====== RECORDED DATA ======

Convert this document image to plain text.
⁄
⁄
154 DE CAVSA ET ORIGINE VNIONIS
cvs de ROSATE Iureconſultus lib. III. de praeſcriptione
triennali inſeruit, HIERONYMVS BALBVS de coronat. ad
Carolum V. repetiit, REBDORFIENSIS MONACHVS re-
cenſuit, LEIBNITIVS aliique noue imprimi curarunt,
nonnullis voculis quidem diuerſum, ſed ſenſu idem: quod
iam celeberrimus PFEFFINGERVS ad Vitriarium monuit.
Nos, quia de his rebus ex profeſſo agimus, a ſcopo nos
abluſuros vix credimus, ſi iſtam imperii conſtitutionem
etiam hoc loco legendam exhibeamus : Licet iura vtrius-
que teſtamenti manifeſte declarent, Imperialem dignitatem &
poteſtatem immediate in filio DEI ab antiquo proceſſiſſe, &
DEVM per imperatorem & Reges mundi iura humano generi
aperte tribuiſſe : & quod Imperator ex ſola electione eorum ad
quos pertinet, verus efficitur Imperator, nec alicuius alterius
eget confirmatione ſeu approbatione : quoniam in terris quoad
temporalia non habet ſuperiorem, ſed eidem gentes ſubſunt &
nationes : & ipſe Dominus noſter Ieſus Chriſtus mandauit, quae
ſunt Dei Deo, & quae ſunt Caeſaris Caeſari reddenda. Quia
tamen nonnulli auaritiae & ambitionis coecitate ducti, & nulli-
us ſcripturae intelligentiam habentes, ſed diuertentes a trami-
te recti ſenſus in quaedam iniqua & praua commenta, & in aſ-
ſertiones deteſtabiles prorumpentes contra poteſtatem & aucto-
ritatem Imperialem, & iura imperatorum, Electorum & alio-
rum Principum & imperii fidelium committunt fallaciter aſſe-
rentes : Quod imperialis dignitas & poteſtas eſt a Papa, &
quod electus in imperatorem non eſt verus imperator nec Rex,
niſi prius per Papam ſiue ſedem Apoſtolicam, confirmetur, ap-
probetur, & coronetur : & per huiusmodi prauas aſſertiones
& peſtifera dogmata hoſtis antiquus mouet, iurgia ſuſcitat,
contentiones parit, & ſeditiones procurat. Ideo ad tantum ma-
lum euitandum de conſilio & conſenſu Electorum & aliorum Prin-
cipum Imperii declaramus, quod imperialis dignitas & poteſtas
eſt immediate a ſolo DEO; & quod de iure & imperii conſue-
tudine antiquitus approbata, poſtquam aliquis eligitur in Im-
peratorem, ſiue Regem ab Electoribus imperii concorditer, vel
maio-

======

§ **GIVEN INSTRUCTION**
Repeat every line of the data, exactly and in full.

§ **EXERCISE RESPONSE**
Convert this document image to plain text.
⁄
⁄
154 DE CAVSA ET ORIGINE VNIONIS
cvs de ROSATE Iureconſultus lib. III. de praeſcriptione
triennali inſeruit, HIERONYMVS BALBVS de coronat. ad
Carolum V. repetiit, REBDORFIENSIS MONACHVS re-
cenſuit, LEIBNITIVS aliique noue imprimi curarunt,
nonnullis voculis quidem diuerſum, ſed ſenſu idem: quod
iam celeberrimus PFEFFINGERVS ad Vitriarium monuit.
Nos, quia de his rebus ex profeſſo agimus, a ſcopo nos
abluſuros vix credimus, ſi iſtam imperii conſtitutionem
etiam hoc loco legendam exhibeamus : Licet iura vtrius-
que teſtamenti manifeſte declarent, Imperialem dignitatem &
poteſtatem immediate in filio DEI ab antiquo proceſſiſſe, &
DEVM per imperatorem & Reges mundi iura humano generi
aperte tribuiſſe : & quod Imperator ex ſola electione eorum ad
quos pertinet, verus efficitur Imperator, nec alicuius alterius
eget confirmatione ſeu approbatione : quoniam in terris quoad
temporalia non habet ſuperiorem, ſed eidem gentes ſubſunt &
nationes : & ipſe Dominus noſter Ieſus Chriſtus mandauit, quae
ſunt Dei Deo, & quae ſunt Caeſaris Caeſari reddenda. Quia
tamen nonnulli auaritiae & ambitionis coecitate ducti, & nulli-
us ſcripturae intelligentiam habentes, ſed diuertentes a trami-
te recti ſenſus in quaedam iniqua & praua commenta, & in aſ-
ſertiones deteſtabiles prorumpentes contra poteſtatem & aucto-
ritatem Imperialem, & iura imperatorum, Electorum & alio-
rum Principum & imperii fidelium committunt fallaciter aſſe-
rentes : Quod imperialis dignitas & poteſtas eſt a Papa, &
quod electus in imperatorem non eſt verus imperator nec Rex,
niſi prius per Papam ſiue ſedem Apoſtolicam, confirmetur, ap-
probetur, & coronetur : & per huiusmodi prauas aſſertiones
& peſtifera dogmata hoſtis antiquus mouet, iurgia ſuſcitat,
contentiones parit, & ſeditiones procurat. Ideo ad tantum ma-
lum euitandum de conſilio & conſenſu Electorum & aliorum Prin-
cipum Imperii declaramus, quod imperialis dignitas & poteſtas
eſt immediate a ſolo DEO; & quod de iure & imperii conſue-
tudine antiquitus approbata, poſtquam aliquis eligitur in Im-
peratorem, ſiue Regem ab Electoribus imperii concorditer, vel
maio-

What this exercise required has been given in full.